** Start of Records shown **

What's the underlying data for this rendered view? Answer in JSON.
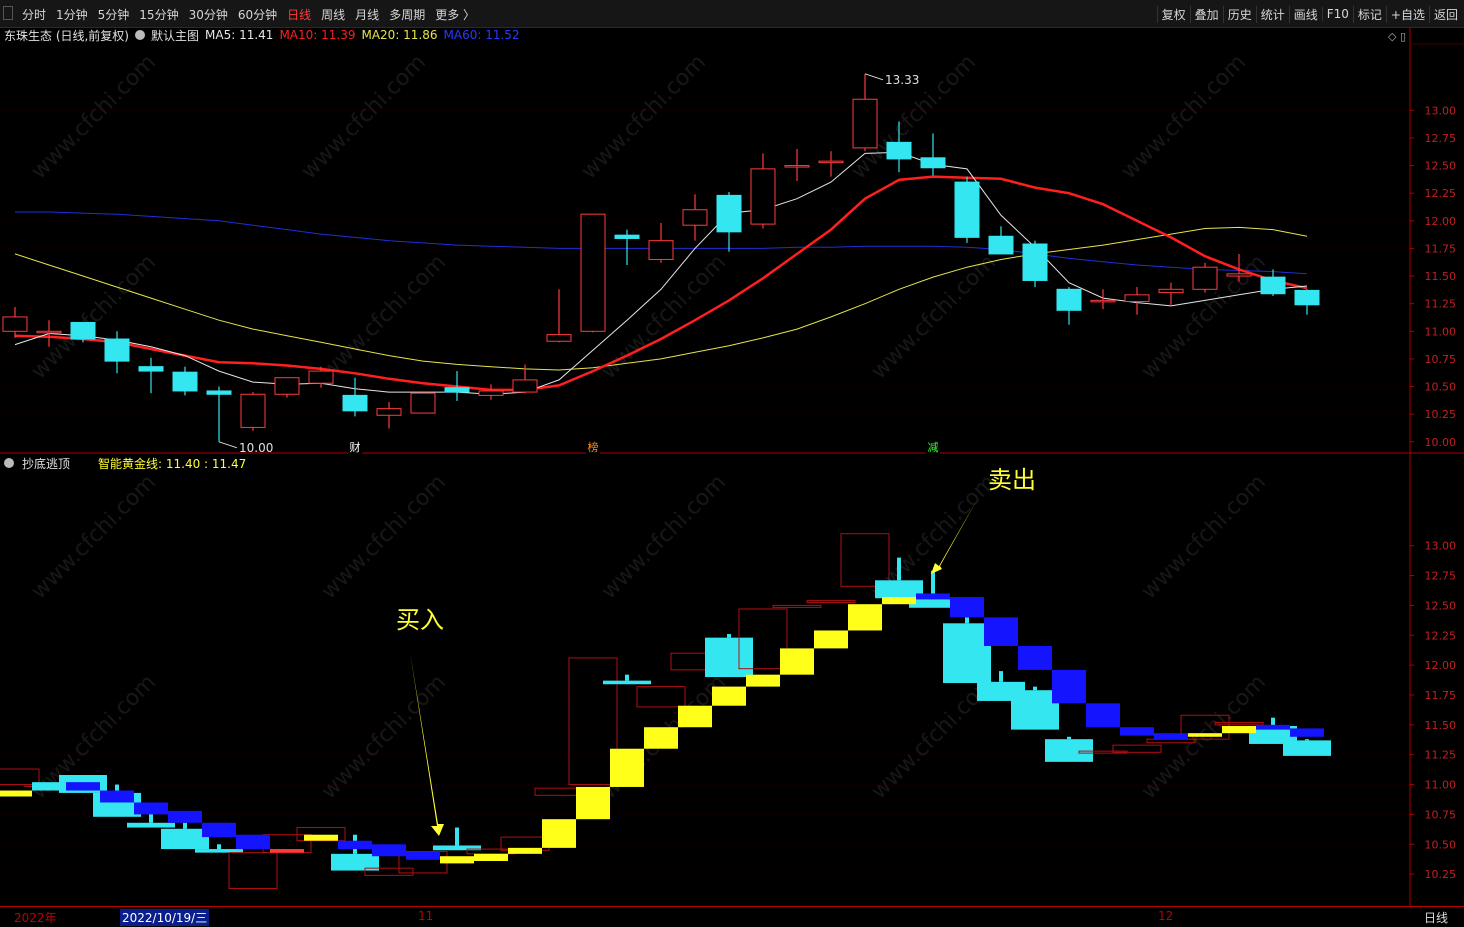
{
  "toolbar": {
    "periods": [
      "分时",
      "1分钟",
      "5分钟",
      "15分钟",
      "30分钟",
      "60分钟",
      "日线",
      "周线",
      "月线",
      "多周期",
      "更多 〉"
    ],
    "active_period": "日线",
    "right_buttons": [
      "复权",
      "叠加",
      "历史",
      "统计",
      "画线",
      "F10",
      "标记",
      "+自选",
      "返回"
    ]
  },
  "main_info": {
    "stock": "东珠生态 (日线,前复权)",
    "template": "默认主图",
    "ma5": "MA5: 11.41",
    "ma10": "MA10: 11.39",
    "ma20": "MA20: 11.86",
    "ma60": "MA60: 11.52"
  },
  "sub_info": {
    "indicator": "抄底逃顶",
    "golden_line": "智能黄金线: 11.40 : 11.47"
  },
  "colors": {
    "up": "#ff3b3b",
    "down": "#33e6f0",
    "ma5": "#e6e6e6",
    "ma10": "#ff1f1f",
    "ma20": "#e6e44a",
    "ma60": "#1f2fd6",
    "yellow_band": "#ffff1a",
    "blue_band": "#1414ff",
    "axis_border": "#b00000",
    "annotation": "#ffff33"
  },
  "chart_data": [
    {
      "type": "candlestick",
      "title": "东珠生态 (日线,前复权)",
      "y_ticks": [
        "13.00",
        "12.75",
        "12.50",
        "12.25",
        "12.00",
        "11.75",
        "11.50",
        "11.25",
        "11.00",
        "10.75",
        "10.50",
        "10.25",
        "10.00"
      ],
      "ylim": [
        9.98,
        13.6
      ],
      "candles": [
        {
          "o": 11.0,
          "h": 11.22,
          "l": 10.94,
          "c": 11.13
        },
        {
          "o": 11.0,
          "h": 11.1,
          "l": 10.86,
          "c": 11.0
        },
        {
          "o": 11.08,
          "h": 11.08,
          "l": 10.9,
          "c": 10.93
        },
        {
          "o": 10.93,
          "h": 11.0,
          "l": 10.62,
          "c": 10.73
        },
        {
          "o": 10.68,
          "h": 10.76,
          "l": 10.44,
          "c": 10.64
        },
        {
          "o": 10.63,
          "h": 10.68,
          "l": 10.42,
          "c": 10.46
        },
        {
          "o": 10.46,
          "h": 10.5,
          "l": 10.0,
          "c": 10.43
        },
        {
          "o": 10.13,
          "h": 10.45,
          "l": 10.1,
          "c": 10.43
        },
        {
          "o": 10.43,
          "h": 10.58,
          "l": 10.4,
          "c": 10.58
        },
        {
          "o": 10.53,
          "h": 10.68,
          "l": 10.49,
          "c": 10.64
        },
        {
          "o": 10.42,
          "h": 10.58,
          "l": 10.23,
          "c": 10.28
        },
        {
          "o": 10.24,
          "h": 10.36,
          "l": 10.12,
          "c": 10.3
        },
        {
          "o": 10.26,
          "h": 10.44,
          "l": 10.26,
          "c": 10.44
        },
        {
          "o": 10.49,
          "h": 10.64,
          "l": 10.37,
          "c": 10.45
        },
        {
          "o": 10.42,
          "h": 10.52,
          "l": 10.38,
          "c": 10.46
        },
        {
          "o": 10.45,
          "h": 10.7,
          "l": 10.44,
          "c": 10.56
        },
        {
          "o": 10.91,
          "h": 11.38,
          "l": 10.9,
          "c": 10.97
        },
        {
          "o": 11.0,
          "h": 12.06,
          "l": 10.99,
          "c": 12.06
        },
        {
          "o": 11.87,
          "h": 11.92,
          "l": 11.6,
          "c": 11.84
        },
        {
          "o": 11.65,
          "h": 11.98,
          "l": 11.62,
          "c": 11.82
        },
        {
          "o": 11.96,
          "h": 12.24,
          "l": 11.82,
          "c": 12.1
        },
        {
          "o": 12.23,
          "h": 12.26,
          "l": 11.72,
          "c": 11.9
        },
        {
          "o": 11.97,
          "h": 12.61,
          "l": 11.93,
          "c": 12.47
        },
        {
          "o": 12.5,
          "h": 12.65,
          "l": 12.36,
          "c": 12.5
        },
        {
          "o": 12.54,
          "h": 12.63,
          "l": 12.4,
          "c": 12.54
        },
        {
          "o": 12.66,
          "h": 13.33,
          "l": 12.63,
          "c": 13.1
        },
        {
          "o": 12.71,
          "h": 12.9,
          "l": 12.44,
          "c": 12.56
        },
        {
          "o": 12.57,
          "h": 12.79,
          "l": 12.41,
          "c": 12.48
        },
        {
          "o": 12.35,
          "h": 12.4,
          "l": 11.8,
          "c": 11.85
        },
        {
          "o": 11.86,
          "h": 11.95,
          "l": 11.7,
          "c": 11.7
        },
        {
          "o": 11.79,
          "h": 11.82,
          "l": 11.4,
          "c": 11.46
        },
        {
          "o": 11.38,
          "h": 11.4,
          "l": 11.06,
          "c": 11.19
        },
        {
          "o": 11.28,
          "h": 11.38,
          "l": 11.2,
          "c": 11.28
        },
        {
          "o": 11.27,
          "h": 11.4,
          "l": 11.15,
          "c": 11.33
        },
        {
          "o": 11.35,
          "h": 11.44,
          "l": 11.23,
          "c": 11.38
        },
        {
          "o": 11.38,
          "h": 11.62,
          "l": 11.35,
          "c": 11.58
        },
        {
          "o": 11.5,
          "h": 11.7,
          "l": 11.45,
          "c": 11.52
        },
        {
          "o": 11.49,
          "h": 11.56,
          "l": 11.32,
          "c": 11.34
        },
        {
          "o": 11.37,
          "h": 11.38,
          "l": 11.15,
          "c": 11.24
        }
      ],
      "ma_lines": {
        "ma5": [
          10.88,
          10.98,
          10.96,
          10.92,
          10.86,
          10.78,
          10.64,
          10.54,
          10.52,
          10.53,
          10.48,
          10.45,
          10.45,
          10.45,
          10.43,
          10.45,
          10.56,
          10.83,
          11.1,
          11.38,
          11.75,
          12.07,
          12.1,
          12.2,
          12.35,
          12.61,
          12.62,
          12.51,
          12.47,
          12.05,
          11.76,
          11.44,
          11.3,
          11.26,
          11.23,
          11.28,
          11.33,
          11.38,
          11.41
        ],
        "ma10": [
          10.96,
          10.95,
          10.93,
          10.9,
          10.84,
          10.78,
          10.72,
          10.71,
          10.69,
          10.66,
          10.62,
          10.57,
          10.53,
          10.5,
          10.47,
          10.47,
          10.51,
          10.64,
          10.78,
          10.93,
          11.1,
          11.28,
          11.48,
          11.7,
          11.92,
          12.2,
          12.37,
          12.4,
          12.39,
          12.38,
          12.3,
          12.25,
          12.15,
          12.0,
          11.85,
          11.68,
          11.56,
          11.46,
          11.39
        ],
        "ma20": [
          11.7,
          11.6,
          11.5,
          11.4,
          11.3,
          11.2,
          11.1,
          11.02,
          10.96,
          10.9,
          10.84,
          10.78,
          10.73,
          10.7,
          10.68,
          10.66,
          10.65,
          10.67,
          10.71,
          10.75,
          10.81,
          10.87,
          10.94,
          11.02,
          11.13,
          11.25,
          11.38,
          11.49,
          11.58,
          11.65,
          11.7,
          11.74,
          11.78,
          11.83,
          11.88,
          11.93,
          11.94,
          11.92,
          11.86
        ],
        "ma60": [
          12.08,
          12.08,
          12.07,
          12.06,
          12.04,
          12.02,
          12.0,
          11.96,
          11.92,
          11.88,
          11.85,
          11.82,
          11.8,
          11.78,
          11.77,
          11.76,
          11.75,
          11.75,
          11.75,
          11.75,
          11.75,
          11.75,
          11.75,
          11.76,
          11.76,
          11.77,
          11.77,
          11.77,
          11.76,
          11.74,
          11.7,
          11.66,
          11.63,
          11.6,
          11.58,
          11.56,
          11.55,
          11.54,
          11.52
        ]
      },
      "annotations": [
        {
          "candle": 25,
          "text": "13.33"
        },
        {
          "candle": 6,
          "text": "10.00"
        }
      ],
      "events": [
        {
          "candle": 10,
          "text": "财",
          "color": "#ffffff"
        },
        {
          "candle": 17,
          "text": "榜",
          "color": "#ff8c1a"
        },
        {
          "candle": 27,
          "text": "减",
          "color": "#2cff2c"
        }
      ]
    },
    {
      "type": "block-candles",
      "title": "抄底逃顶",
      "y_ticks": [
        "13.00",
        "12.75",
        "12.50",
        "12.25",
        "12.00",
        "11.75",
        "11.50",
        "11.25",
        "11.00",
        "10.75",
        "10.50",
        "10.25"
      ],
      "ylim": [
        10.0,
        13.6
      ],
      "bands": [
        {
          "lo": 10.9,
          "hi": 10.95,
          "c": "y"
        },
        {
          "lo": 10.95,
          "hi": 11.02,
          "c": "c"
        },
        {
          "lo": 10.95,
          "hi": 11.02,
          "c": "b"
        },
        {
          "lo": 10.85,
          "hi": 10.95,
          "c": "b"
        },
        {
          "lo": 10.75,
          "hi": 10.85,
          "c": "b"
        },
        {
          "lo": 10.68,
          "hi": 10.78,
          "c": "b"
        },
        {
          "lo": 10.56,
          "hi": 10.68,
          "c": "b"
        },
        {
          "lo": 10.46,
          "hi": 10.58,
          "c": "b"
        },
        {
          "lo": 10.43,
          "hi": 10.46,
          "c": "r"
        },
        {
          "lo": 10.53,
          "hi": 10.58,
          "c": "y"
        },
        {
          "lo": 10.46,
          "hi": 10.53,
          "c": "b"
        },
        {
          "lo": 10.4,
          "hi": 10.5,
          "c": "b"
        },
        {
          "lo": 10.37,
          "hi": 10.44,
          "c": "b"
        },
        {
          "lo": 10.34,
          "hi": 10.4,
          "c": "y"
        },
        {
          "lo": 10.36,
          "hi": 10.42,
          "c": "y"
        },
        {
          "lo": 10.42,
          "hi": 10.47,
          "c": "y"
        },
        {
          "lo": 10.47,
          "hi": 10.71,
          "c": "y"
        },
        {
          "lo": 10.71,
          "hi": 10.98,
          "c": "y"
        },
        {
          "lo": 10.98,
          "hi": 11.3,
          "c": "y"
        },
        {
          "lo": 11.3,
          "hi": 11.48,
          "c": "y"
        },
        {
          "lo": 11.48,
          "hi": 11.66,
          "c": "y"
        },
        {
          "lo": 11.66,
          "hi": 11.82,
          "c": "y"
        },
        {
          "lo": 11.82,
          "hi": 11.92,
          "c": "y"
        },
        {
          "lo": 11.92,
          "hi": 12.14,
          "c": "y"
        },
        {
          "lo": 12.14,
          "hi": 12.29,
          "c": "y"
        },
        {
          "lo": 12.29,
          "hi": 12.51,
          "c": "y"
        },
        {
          "lo": 12.51,
          "hi": 12.57,
          "c": "y"
        },
        {
          "lo": 12.55,
          "hi": 12.6,
          "c": "b"
        },
        {
          "lo": 12.4,
          "hi": 12.57,
          "c": "b"
        },
        {
          "lo": 12.16,
          "hi": 12.4,
          "c": "b"
        },
        {
          "lo": 11.96,
          "hi": 12.16,
          "c": "b"
        },
        {
          "lo": 11.68,
          "hi": 11.96,
          "c": "b"
        },
        {
          "lo": 11.48,
          "hi": 11.68,
          "c": "b"
        },
        {
          "lo": 11.41,
          "hi": 11.48,
          "c": "b"
        },
        {
          "lo": 11.38,
          "hi": 11.43,
          "c": "b"
        },
        {
          "lo": 11.4,
          "hi": 11.43,
          "c": "y"
        },
        {
          "lo": 11.43,
          "hi": 11.49,
          "c": "y"
        },
        {
          "lo": 11.46,
          "hi": 11.5,
          "c": "b"
        },
        {
          "lo": 11.4,
          "hi": 11.47,
          "c": "b"
        }
      ],
      "dates": [
        "2022年",
        "2022/10/19/三",
        "11",
        "12"
      ],
      "period_label": "日线"
    }
  ],
  "signals": {
    "buy": "买入",
    "sell": "卖出"
  },
  "watermark": "www.cfchi.com"
}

** End of Records shown **

(Set problem): Look through the entries above and list every line containing "text".

(Exercise response):
          "text": "13.33"
          "text": "10.00"
          "text": "财",
          "text": "榜",
          "text": "减",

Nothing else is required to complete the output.